**DO THIS**
Write each line out again exactly as written.

━━━━━ MATERIAL

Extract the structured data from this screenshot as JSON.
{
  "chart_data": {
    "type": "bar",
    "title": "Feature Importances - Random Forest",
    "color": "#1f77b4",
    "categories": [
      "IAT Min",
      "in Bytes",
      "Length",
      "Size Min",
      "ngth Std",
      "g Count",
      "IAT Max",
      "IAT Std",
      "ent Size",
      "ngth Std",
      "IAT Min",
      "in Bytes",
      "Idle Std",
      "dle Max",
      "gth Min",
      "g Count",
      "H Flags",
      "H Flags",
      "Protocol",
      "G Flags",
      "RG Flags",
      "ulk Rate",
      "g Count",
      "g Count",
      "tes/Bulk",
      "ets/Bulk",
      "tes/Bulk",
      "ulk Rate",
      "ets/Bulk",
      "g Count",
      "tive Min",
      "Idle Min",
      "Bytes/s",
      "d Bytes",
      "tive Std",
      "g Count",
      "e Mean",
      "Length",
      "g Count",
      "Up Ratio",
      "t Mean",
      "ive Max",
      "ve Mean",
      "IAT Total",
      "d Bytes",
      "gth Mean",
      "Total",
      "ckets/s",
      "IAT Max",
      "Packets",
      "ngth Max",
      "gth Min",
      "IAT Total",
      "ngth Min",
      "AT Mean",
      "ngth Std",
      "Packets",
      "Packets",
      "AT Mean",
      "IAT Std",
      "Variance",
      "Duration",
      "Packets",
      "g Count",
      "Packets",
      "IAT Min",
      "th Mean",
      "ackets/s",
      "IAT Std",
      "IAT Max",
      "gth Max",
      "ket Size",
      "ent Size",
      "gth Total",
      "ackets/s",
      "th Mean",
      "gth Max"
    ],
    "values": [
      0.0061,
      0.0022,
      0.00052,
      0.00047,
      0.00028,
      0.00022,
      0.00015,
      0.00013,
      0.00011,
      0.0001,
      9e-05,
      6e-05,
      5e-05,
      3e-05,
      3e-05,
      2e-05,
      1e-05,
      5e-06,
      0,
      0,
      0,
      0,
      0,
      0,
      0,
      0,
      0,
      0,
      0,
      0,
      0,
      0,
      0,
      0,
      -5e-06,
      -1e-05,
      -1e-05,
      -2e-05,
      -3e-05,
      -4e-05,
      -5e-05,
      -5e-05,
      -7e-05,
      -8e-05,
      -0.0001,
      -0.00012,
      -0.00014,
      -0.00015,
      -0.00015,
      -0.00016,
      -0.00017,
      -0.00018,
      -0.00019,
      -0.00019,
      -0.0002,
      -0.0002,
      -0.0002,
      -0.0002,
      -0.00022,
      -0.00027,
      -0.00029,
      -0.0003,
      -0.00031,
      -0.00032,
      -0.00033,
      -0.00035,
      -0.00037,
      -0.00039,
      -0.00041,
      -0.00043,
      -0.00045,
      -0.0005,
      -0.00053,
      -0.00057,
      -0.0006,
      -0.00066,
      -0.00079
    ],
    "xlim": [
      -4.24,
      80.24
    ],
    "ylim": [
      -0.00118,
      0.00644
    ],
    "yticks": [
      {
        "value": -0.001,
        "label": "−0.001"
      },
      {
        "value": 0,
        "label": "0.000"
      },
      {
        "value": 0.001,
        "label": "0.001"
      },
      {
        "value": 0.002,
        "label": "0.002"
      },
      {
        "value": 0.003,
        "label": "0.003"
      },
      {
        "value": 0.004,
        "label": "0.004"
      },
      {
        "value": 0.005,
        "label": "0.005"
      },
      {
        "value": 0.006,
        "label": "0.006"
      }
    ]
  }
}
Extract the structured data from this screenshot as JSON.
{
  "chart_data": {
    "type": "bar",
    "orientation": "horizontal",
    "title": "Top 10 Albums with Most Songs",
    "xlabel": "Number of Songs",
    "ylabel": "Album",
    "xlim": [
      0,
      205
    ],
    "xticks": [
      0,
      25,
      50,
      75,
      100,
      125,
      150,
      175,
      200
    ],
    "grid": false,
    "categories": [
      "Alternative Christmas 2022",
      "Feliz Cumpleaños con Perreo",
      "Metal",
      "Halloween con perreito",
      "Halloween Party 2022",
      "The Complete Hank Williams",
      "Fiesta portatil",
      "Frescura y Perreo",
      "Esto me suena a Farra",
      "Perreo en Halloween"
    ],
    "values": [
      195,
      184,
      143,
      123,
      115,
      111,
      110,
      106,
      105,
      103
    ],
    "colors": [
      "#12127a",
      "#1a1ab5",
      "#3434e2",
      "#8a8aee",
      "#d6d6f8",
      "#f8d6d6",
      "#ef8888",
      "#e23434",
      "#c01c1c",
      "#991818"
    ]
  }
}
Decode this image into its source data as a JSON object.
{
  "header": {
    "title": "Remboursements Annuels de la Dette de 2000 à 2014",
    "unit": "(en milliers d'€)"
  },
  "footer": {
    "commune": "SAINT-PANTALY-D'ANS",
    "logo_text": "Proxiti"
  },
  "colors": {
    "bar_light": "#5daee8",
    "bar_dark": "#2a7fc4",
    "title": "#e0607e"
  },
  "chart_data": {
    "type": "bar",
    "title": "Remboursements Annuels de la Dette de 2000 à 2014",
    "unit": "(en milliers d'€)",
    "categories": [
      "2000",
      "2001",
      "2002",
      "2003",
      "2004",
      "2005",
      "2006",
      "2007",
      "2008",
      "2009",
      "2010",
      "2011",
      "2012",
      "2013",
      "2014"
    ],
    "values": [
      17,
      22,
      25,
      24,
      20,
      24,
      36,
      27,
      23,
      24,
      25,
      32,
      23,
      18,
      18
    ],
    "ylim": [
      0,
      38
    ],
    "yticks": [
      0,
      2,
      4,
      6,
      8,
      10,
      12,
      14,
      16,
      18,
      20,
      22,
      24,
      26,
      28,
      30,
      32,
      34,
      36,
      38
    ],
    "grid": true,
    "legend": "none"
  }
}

━━━━━━━━━━

**ANSWER TO THE EXERCISE**
Extract the structured data from this screenshot as JSON.
{
  "chart_data": {
    "type": "bar",
    "title": "Feature Importances - Random Forest",
    "color": "#1f77b4",
    "categories": [
      "IAT Min",
      "in Bytes",
      "Length",
      "Size Min",
      "ngth Std",
      "g Count",
      "IAT Max",
      "IAT Std",
      "ent Size",
      "ngth Std",
      "IAT Min",
      "in Bytes",
      "Idle Std",
      "dle Max",
      "gth Min",
      "g Count",
      "H Flags",
      "H Flags",
      "Protocol",
      "G Flags",
      "RG Flags",
      "ulk Rate",
      "g Count",
      "g Count",
      "tes/Bulk",
      "ets/Bulk",
      "tes/Bulk",
      "ulk Rate",
      "ets/Bulk",
      "g Count",
      "tive Min",
      "Idle Min",
      "Bytes/s",
      "d Bytes",
      "tive Std",
      "g Count",
      "e Mean",
      "Length",
      "g Count",
      "Up Ratio",
      "t Mean",
      "ive Max",
      "ve Mean",
      "IAT Total",
      "d Bytes",
      "gth Mean",
      "Total",
      "ckets/s",
      "IAT Max",
      "Packets",
      "ngth Max",
      "gth Min",
      "IAT Total",
      "ngth Min",
      "AT Mean",
      "ngth Std",
      "Packets",
      "Packets",
      "AT Mean",
      "IAT Std",
      "Variance",
      "Duration",
      "Packets",
      "g Count",
      "Packets",
      "IAT Min",
      "th Mean",
      "ackets/s",
      "IAT Std",
      "IAT Max",
      "gth Max",
      "ket Size",
      "ent Size",
      "gth Total",
      "ackets/s",
      "th Mean",
      "gth Max"
    ],
    "values": [
      0.0061,
      0.0022,
      0.00052,
      0.00047,
      0.00028,
      0.00022,
      0.00015,
      0.00013,
      0.00011,
      0.0001,
      9e-05,
      6e-05,
      5e-05,
      3e-05,
      3e-05,
      2e-05,
      1e-05,
      5e-06,
      0,
      0,
      0,
      0,
      0,
      0,
      0,
      0,
      0,
      0,
      0,
      0,
      0,
      0,
      0,
      0,
      -5e-06,
      -1e-05,
      -1e-05,
      -2e-05,
      -3e-05,
      -4e-05,
      -5e-05,
      -5e-05,
      -7e-05,
      -8e-05,
      -0.0001,
      -0.00012,
      -0.00014,
      -0.00015,
      -0.00015,
      -0.00016,
      -0.00017,
      -0.00018,
      -0.00019,
      -0.00019,
      -0.0002,
      -0.0002,
      -0.0002,
      -0.0002,
      -0.00022,
      -0.00027,
      -0.00029,
      -0.0003,
      -0.00031,
      -0.00032,
      -0.00033,
      -0.00035,
      -0.00037,
      -0.00039,
      -0.00041,
      -0.00043,
      -0.00045,
      -0.0005,
      -0.00053,
      -0.00057,
      -0.0006,
      -0.00066,
      -0.00079
    ],
    "xlim": [
      -4.24,
      80.24
    ],
    "ylim": [
      -0.00118,
      0.00644
    ],
    "yticks": [
      {
        "value": -0.001,
        "label": "−0.001"
      },
      {
        "value": 0,
        "label": "0.000"
      },
      {
        "value": 0.001,
        "label": "0.001"
      },
      {
        "value": 0.002,
        "label": "0.002"
      },
      {
        "value": 0.003,
        "label": "0.003"
      },
      {
        "value": 0.004,
        "label": "0.004"
      },
      {
        "value": 0.005,
        "label": "0.005"
      },
      {
        "value": 0.006,
        "label": "0.006"
      }
    ]
  }
}
Extract the structured data from this screenshot as JSON.
{
  "chart_data": {
    "type": "bar",
    "orientation": "horizontal",
    "title": "Top 10 Albums with Most Songs",
    "xlabel": "Number of Songs",
    "ylabel": "Album",
    "xlim": [
      0,
      205
    ],
    "xticks": [
      0,
      25,
      50,
      75,
      100,
      125,
      150,
      175,
      200
    ],
    "grid": false,
    "categories": [
      "Alternative Christmas 2022",
      "Feliz Cumpleaños con Perreo",
      "Metal",
      "Halloween con perreito",
      "Halloween Party 2022",
      "The Complete Hank Williams",
      "Fiesta portatil",
      "Frescura y Perreo",
      "Esto me suena a Farra",
      "Perreo en Halloween"
    ],
    "values": [
      195,
      184,
      143,
      123,
      115,
      111,
      110,
      106,
      105,
      103
    ],
    "colors": [
      "#12127a",
      "#1a1ab5",
      "#3434e2",
      "#8a8aee",
      "#d6d6f8",
      "#f8d6d6",
      "#ef8888",
      "#e23434",
      "#c01c1c",
      "#991818"
    ]
  }
}
Decode this image into its source data as a JSON object.
{
  "header": {
    "title": "Remboursements Annuels de la Dette de 2000 à 2014",
    "unit": "(en milliers d'€)"
  },
  "footer": {
    "commune": "SAINT-PANTALY-D'ANS",
    "logo_text": "Proxiti"
  },
  "colors": {
    "bar_light": "#5daee8",
    "bar_dark": "#2a7fc4",
    "title": "#e0607e"
  },
  "chart_data": {
    "type": "bar",
    "title": "Remboursements Annuels de la Dette de 2000 à 2014",
    "unit": "(en milliers d'€)",
    "categories": [
      "2000",
      "2001",
      "2002",
      "2003",
      "2004",
      "2005",
      "2006",
      "2007",
      "2008",
      "2009",
      "2010",
      "2011",
      "2012",
      "2013",
      "2014"
    ],
    "values": [
      17,
      22,
      25,
      24,
      20,
      24,
      36,
      27,
      23,
      24,
      25,
      32,
      23,
      18,
      18
    ],
    "ylim": [
      0,
      38
    ],
    "yticks": [
      0,
      2,
      4,
      6,
      8,
      10,
      12,
      14,
      16,
      18,
      20,
      22,
      24,
      26,
      28,
      30,
      32,
      34,
      36,
      38
    ],
    "grid": true,
    "legend": "none"
  }
}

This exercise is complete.